Aim of the exercise: Of all the lines in the records, how many hold the word "straits"? Answer with the number only.

The data:
╔══

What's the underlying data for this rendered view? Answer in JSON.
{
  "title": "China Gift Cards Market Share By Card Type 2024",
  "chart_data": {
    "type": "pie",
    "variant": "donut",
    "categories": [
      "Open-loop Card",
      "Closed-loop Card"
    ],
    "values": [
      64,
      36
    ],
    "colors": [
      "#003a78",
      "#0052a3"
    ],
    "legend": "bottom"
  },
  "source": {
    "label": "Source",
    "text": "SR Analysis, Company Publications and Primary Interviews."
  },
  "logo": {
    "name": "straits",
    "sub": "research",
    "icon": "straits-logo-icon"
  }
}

╚══

Written solution: 2